### PASSAGE SHOWN:

- - -

DATA = SYSTEM IN STATE-SPACE FORM

data: matlab structure of type ‘sys’; MIMO p x m system.

F(z)=D+C(z I-A)^{-1}B

userData.type = ‘sys’

userData.value = a ss matlab structure

userData.value.a = A

userData.value.b = B

userData.value.c = C

userData.value.d = D

You may for example load one of the ‘.mat’ file available. For example load the system KL08 :

>> load data/sysKL08

>> userData

userData =

type: ‘sys’

value: [1×1 ss]

If your function is given as the quotient of two polynomials, then you may use the functions tf and ss (Control Toolbox) to convert the data into state space representation (see runfctKL08)

The following sequence produces a Nyquist plot of a state space model

>> [p,m] = size(theSys);

>> SSfig(p, m);

>> SSplot(theSys,’b’);

SSfig and SSplot are functions of the library arl2lib. Alternatively the Control Toolbox functions ‘nyquist’ and ‘bode’ can be used.

DATA = POINTWISE VALUES ON THE UNIT CIRCLE

data: matlab structure of type ‘sample’; pointwise (p x m) matrix values on the unit circle: F(exp(i*theta(k))), k = 1,…,K.

You may for example load the ‘sample*.mat’ file available: ‘sampleKL08’ :

>> load data/sampleKL08

>> userData

userData =

type: ‘sample’

value: [1x1x50 double]

theta: [1×50 double]

**2) Specify the rtype :** ‘real’ or ‘complex’ approximation, according wether you have real Fourier coefficients and look for a best approximant with real Fourier coefficients as well, or if you want an approximant with possibly complex coefficients.

WARNING: the best complex rational approximant to a function with real Fourier coefficients needs not have real Fourier coefficients.

>> arl2_options=arl2Options(‘complex’)

to compute a best complex function approximating a given complex function.

>> arl2_options=arl2Options(‘real’)

if your function is real F: R^m –> R^p (i.e. possesses the conjugate symmetry) and you are looking for real approximants only.

WARNING: If your function does not possess conjugate symmetry, then real approximation does not work !

**3) Specify optim_option, the options of the matlab function ‘fmincon’**

Using the function optimset. If not specified, default values will be used. A convenient set of options is

>> optim_options = optimset(… …

‘MaxFunEval’, 10000, …

‘MaxIter’, 1000, …

‘Display’, ‘off’, …

‘TolFun’, 1.e-12, …

‘TolX’, 1.e-12, …

‘GradObj’, ‘on’ , …

‘DerivativeCheck’, ‘off’ …

);

The meaning of the above flags is of technical nature within the optimizing routine ‘fmincon’ and should be looked up in the documentation thereof. In particular, the termination tolerance on the criterion function value ‘TolFun’ should be carefully chosen. See the examples.

- - -

### MATERIAL:
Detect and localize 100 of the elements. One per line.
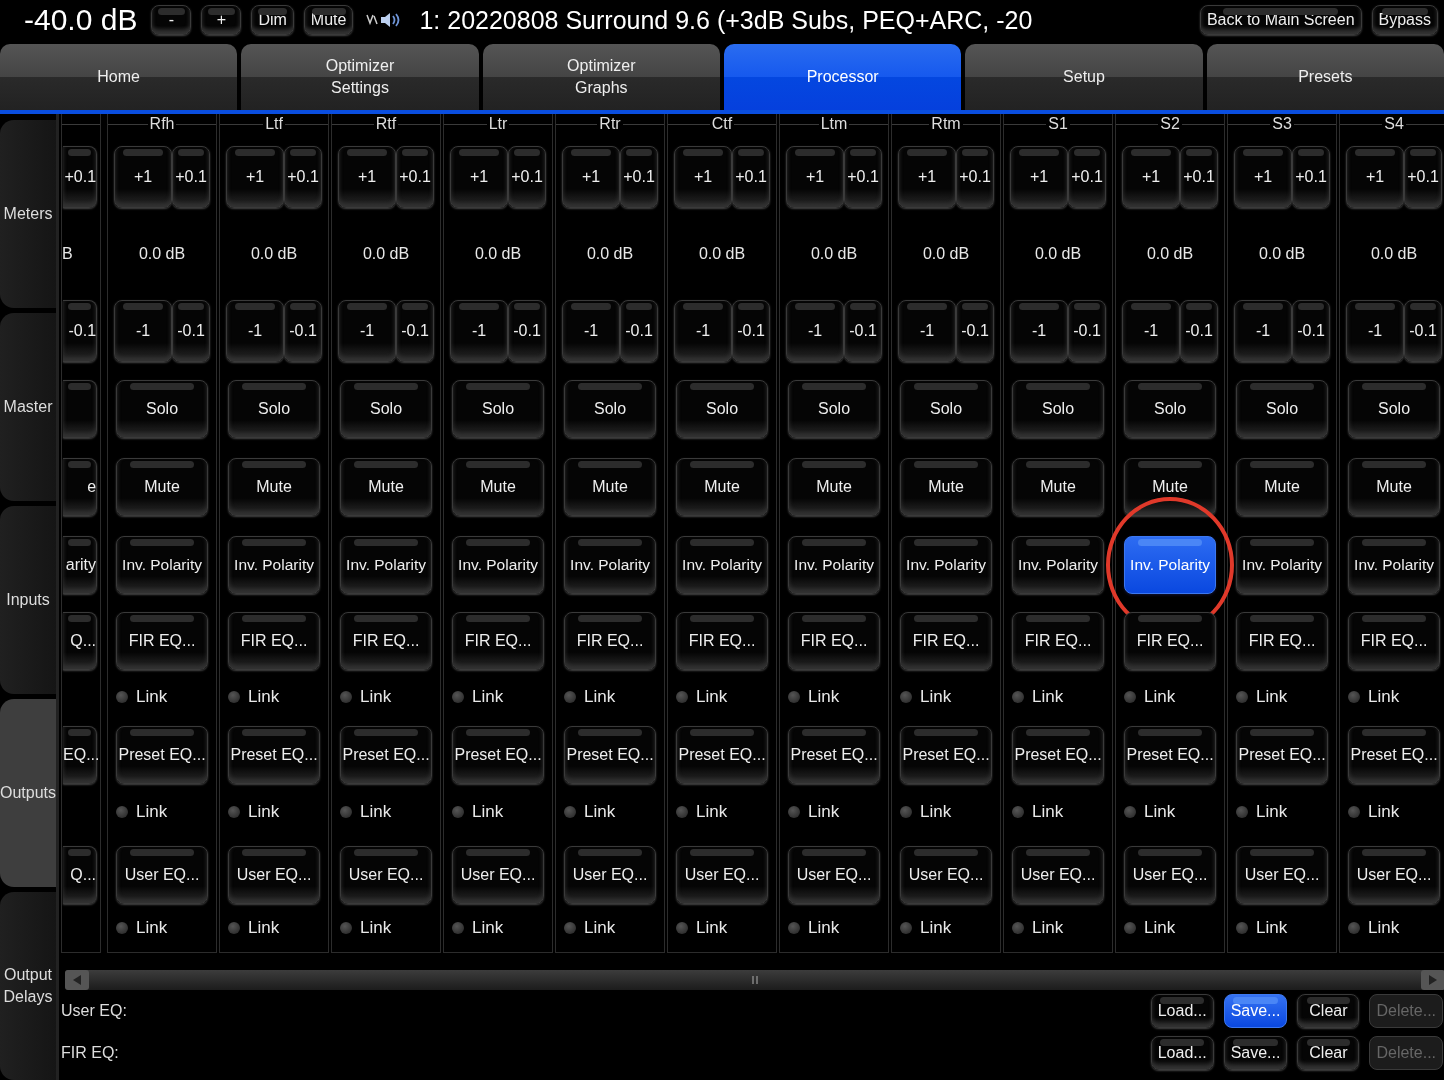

- - -

### YOUR TASK:
The passage on setting up arl2 data names two Control Toolbox functions you can use instead of SSfig and SSplot. What are they?

### PROBLEM SOLUTION:
'nyquist' and 'bode'